### Work to be completed
Return the complete listing that follows, with each line reproduced exactly.

### Exercise input
══════════════════════════════

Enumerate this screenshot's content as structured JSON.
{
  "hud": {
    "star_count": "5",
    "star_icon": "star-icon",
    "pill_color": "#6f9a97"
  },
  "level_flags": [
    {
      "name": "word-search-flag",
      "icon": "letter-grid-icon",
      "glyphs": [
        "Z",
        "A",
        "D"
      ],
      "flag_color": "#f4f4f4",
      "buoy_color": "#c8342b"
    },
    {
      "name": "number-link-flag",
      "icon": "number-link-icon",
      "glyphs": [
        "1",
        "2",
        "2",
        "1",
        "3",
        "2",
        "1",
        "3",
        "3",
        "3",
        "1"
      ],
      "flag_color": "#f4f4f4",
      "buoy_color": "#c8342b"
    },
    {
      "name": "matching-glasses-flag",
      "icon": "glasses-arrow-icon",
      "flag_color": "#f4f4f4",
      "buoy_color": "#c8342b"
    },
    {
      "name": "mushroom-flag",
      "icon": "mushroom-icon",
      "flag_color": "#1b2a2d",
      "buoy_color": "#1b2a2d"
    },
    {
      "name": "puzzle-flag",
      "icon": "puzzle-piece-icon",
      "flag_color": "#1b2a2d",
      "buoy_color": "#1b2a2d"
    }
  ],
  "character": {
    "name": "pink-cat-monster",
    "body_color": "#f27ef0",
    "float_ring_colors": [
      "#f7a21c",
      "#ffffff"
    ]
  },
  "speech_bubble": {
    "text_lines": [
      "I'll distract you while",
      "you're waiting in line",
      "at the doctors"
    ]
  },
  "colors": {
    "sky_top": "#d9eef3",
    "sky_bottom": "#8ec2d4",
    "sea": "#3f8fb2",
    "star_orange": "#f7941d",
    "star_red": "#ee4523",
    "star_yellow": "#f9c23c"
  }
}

══════════════════════════════

### Task output
Enumerate this screenshot's content as structured JSON.
{
  "hud": {
    "star_count": "5",
    "star_icon": "star-icon",
    "pill_color": "#6f9a97"
  },
  "level_flags": [
    {
      "name": "word-search-flag",
      "icon": "letter-grid-icon",
      "glyphs": [
        "Z",
        "A",
        "D"
      ],
      "flag_color": "#f4f4f4",
      "buoy_color": "#c8342b"
    },
    {
      "name": "number-link-flag",
      "icon": "number-link-icon",
      "glyphs": [
        "1",
        "2",
        "2",
        "1",
        "3",
        "2",
        "1",
        "3",
        "3",
        "3",
        "1"
      ],
      "flag_color": "#f4f4f4",
      "buoy_color": "#c8342b"
    },
    {
      "name": "matching-glasses-flag",
      "icon": "glasses-arrow-icon",
      "flag_color": "#f4f4f4",
      "buoy_color": "#c8342b"
    },
    {
      "name": "mushroom-flag",
      "icon": "mushroom-icon",
      "flag_color": "#1b2a2d",
      "buoy_color": "#1b2a2d"
    },
    {
      "name": "puzzle-flag",
      "icon": "puzzle-piece-icon",
      "flag_color": "#1b2a2d",
      "buoy_color": "#1b2a2d"
    }
  ],
  "character": {
    "name": "pink-cat-monster",
    "body_color": "#f27ef0",
    "float_ring_colors": [
      "#f7a21c",
      "#ffffff"
    ]
  },
  "speech_bubble": {
    "text_lines": [
      "I'll distract you while",
      "you're waiting in line",
      "at the doctors"
    ]
  },
  "colors": {
    "sky_top": "#d9eef3",
    "sky_bottom": "#8ec2d4",
    "sea": "#3f8fb2",
    "star_orange": "#f7941d",
    "star_red": "#ee4523",
    "star_yellow": "#f9c23c"
  }
}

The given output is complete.